[Start Entries supplied]

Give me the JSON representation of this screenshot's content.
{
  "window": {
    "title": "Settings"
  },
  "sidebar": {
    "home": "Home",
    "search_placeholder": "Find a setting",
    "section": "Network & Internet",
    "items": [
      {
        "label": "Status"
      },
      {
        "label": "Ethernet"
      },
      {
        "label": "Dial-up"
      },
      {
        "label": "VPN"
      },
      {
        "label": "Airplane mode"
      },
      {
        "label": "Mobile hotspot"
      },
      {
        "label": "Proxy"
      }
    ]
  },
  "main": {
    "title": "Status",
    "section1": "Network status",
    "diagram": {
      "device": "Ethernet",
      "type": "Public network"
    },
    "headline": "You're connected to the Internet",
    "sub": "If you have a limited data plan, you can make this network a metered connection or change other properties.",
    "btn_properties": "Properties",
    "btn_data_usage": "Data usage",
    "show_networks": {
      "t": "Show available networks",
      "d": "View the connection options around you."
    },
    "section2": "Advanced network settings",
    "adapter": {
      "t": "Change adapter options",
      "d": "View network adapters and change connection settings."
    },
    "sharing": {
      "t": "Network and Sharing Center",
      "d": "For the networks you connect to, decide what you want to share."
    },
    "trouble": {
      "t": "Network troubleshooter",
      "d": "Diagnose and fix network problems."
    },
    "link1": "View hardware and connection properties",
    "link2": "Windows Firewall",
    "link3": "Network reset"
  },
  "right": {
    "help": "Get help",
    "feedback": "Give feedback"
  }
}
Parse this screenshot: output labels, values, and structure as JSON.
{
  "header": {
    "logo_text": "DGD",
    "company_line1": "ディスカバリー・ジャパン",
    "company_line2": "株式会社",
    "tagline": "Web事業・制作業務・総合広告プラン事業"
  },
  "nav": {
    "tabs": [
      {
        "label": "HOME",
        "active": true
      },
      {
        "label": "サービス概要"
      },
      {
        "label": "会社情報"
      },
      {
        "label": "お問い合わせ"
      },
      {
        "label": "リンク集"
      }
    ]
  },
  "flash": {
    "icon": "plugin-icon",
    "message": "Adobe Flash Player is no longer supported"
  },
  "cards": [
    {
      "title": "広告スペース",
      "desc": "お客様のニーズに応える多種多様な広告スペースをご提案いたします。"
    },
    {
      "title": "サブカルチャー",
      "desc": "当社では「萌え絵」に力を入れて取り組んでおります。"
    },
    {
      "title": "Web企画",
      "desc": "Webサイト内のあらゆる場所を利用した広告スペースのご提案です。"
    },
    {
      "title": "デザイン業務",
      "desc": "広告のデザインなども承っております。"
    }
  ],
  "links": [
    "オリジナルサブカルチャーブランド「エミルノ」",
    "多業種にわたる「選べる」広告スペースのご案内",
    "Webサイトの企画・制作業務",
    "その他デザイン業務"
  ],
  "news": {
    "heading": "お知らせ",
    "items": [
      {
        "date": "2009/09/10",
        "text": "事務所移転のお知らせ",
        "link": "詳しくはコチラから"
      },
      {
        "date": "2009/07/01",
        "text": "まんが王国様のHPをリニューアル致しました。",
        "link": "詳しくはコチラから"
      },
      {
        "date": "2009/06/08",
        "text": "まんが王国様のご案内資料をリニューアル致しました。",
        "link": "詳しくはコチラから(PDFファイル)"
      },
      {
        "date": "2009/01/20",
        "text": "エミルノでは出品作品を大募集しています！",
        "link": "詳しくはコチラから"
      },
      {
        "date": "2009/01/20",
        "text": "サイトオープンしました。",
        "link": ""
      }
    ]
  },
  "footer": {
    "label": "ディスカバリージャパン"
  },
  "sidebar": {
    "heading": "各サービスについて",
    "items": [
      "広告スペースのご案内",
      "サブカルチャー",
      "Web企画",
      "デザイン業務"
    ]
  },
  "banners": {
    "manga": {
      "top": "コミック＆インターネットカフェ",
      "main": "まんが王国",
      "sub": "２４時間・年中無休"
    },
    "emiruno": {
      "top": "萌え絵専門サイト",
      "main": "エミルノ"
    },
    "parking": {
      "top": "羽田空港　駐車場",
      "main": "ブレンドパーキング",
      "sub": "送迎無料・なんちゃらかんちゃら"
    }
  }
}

[End Entries supplied]

Exercise objective:
Above are records; say how many of their lines contain the word "Internet", giving only the number.

Response to the task:
2